Data shown -
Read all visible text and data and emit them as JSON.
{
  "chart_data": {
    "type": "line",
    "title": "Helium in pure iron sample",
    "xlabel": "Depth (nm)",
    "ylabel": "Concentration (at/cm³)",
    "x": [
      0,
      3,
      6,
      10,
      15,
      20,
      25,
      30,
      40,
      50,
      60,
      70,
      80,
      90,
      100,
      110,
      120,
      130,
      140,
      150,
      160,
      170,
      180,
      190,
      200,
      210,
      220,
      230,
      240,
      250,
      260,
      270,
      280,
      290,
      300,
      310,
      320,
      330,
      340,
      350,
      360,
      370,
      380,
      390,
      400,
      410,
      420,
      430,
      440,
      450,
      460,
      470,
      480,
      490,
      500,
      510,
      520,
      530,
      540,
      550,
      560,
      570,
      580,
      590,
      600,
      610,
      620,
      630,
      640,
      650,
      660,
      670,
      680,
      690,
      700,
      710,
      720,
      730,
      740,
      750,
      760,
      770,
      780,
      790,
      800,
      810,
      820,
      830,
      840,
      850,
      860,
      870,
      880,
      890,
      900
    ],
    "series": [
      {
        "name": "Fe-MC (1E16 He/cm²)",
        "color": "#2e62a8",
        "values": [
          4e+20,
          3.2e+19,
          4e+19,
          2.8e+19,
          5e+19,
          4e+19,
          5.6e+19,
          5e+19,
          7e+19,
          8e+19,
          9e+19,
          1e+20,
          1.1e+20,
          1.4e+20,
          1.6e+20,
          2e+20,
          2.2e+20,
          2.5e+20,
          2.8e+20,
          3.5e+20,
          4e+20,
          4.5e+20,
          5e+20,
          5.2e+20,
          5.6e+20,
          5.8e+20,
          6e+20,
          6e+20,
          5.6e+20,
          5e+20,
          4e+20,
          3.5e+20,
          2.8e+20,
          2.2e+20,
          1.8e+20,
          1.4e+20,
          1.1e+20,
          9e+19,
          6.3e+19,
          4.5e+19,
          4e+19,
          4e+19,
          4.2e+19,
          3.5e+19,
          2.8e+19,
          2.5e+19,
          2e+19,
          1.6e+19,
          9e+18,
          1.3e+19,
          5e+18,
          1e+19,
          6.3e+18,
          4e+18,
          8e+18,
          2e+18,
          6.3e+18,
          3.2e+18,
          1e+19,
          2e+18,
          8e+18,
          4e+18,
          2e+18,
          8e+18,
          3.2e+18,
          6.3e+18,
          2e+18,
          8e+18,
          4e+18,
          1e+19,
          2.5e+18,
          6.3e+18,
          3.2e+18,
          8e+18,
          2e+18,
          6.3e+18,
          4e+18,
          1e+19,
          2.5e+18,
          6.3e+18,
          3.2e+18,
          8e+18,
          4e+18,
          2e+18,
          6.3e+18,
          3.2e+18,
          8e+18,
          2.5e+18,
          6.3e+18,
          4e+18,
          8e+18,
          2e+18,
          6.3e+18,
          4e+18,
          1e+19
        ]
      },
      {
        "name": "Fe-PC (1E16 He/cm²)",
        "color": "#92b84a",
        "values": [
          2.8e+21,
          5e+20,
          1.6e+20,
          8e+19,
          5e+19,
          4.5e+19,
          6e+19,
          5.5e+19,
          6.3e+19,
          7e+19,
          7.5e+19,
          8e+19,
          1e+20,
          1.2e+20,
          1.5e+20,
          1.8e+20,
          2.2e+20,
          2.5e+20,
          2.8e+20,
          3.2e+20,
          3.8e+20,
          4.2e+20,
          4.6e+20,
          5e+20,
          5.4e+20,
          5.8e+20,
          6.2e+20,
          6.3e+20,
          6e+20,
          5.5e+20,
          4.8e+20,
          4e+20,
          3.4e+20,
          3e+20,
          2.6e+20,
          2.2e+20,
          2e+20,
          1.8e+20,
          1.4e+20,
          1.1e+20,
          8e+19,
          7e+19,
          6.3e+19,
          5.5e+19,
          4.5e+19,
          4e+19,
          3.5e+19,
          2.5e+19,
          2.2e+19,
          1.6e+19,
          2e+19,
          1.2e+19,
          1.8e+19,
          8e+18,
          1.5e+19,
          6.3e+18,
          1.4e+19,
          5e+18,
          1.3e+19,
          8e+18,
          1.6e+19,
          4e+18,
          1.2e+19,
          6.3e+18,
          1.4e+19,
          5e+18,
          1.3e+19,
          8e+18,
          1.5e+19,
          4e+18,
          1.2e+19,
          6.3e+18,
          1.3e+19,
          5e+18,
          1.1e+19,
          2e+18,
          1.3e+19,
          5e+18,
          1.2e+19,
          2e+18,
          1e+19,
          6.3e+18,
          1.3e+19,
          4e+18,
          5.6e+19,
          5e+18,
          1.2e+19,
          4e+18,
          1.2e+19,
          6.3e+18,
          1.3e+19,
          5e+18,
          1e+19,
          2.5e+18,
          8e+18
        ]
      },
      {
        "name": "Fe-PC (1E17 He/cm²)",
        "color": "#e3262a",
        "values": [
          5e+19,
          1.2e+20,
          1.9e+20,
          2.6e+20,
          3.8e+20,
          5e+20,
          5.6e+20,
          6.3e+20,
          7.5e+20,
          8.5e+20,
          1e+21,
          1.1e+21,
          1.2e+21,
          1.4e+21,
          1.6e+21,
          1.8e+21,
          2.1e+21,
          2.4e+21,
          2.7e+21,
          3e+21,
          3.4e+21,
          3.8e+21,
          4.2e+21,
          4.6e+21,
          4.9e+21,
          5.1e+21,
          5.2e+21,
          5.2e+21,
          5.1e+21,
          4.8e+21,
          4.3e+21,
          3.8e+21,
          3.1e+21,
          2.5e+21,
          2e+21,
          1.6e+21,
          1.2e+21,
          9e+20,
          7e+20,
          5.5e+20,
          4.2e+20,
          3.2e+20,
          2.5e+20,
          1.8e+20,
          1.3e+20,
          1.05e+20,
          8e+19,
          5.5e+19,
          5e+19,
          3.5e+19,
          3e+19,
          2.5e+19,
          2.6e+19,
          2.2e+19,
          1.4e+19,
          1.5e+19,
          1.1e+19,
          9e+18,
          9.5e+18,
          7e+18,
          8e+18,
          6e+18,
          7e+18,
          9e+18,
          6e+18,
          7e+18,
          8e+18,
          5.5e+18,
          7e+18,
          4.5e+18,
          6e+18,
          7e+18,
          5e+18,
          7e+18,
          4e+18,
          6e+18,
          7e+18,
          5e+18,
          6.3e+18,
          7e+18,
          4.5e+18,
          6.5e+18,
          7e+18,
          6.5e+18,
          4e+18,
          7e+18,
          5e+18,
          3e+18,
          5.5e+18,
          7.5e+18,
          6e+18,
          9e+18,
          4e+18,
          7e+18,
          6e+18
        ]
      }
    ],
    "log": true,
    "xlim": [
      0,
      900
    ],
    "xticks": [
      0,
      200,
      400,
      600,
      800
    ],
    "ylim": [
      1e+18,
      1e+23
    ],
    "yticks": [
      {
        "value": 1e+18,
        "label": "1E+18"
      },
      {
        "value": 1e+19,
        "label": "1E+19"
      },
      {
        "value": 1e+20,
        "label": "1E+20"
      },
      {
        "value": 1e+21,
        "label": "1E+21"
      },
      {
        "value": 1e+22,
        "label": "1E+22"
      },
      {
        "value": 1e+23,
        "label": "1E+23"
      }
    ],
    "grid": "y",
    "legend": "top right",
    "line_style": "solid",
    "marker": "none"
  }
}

Exercise - Across the entries, how many lines hold the word "name"? Say only the number.

Right answer - 3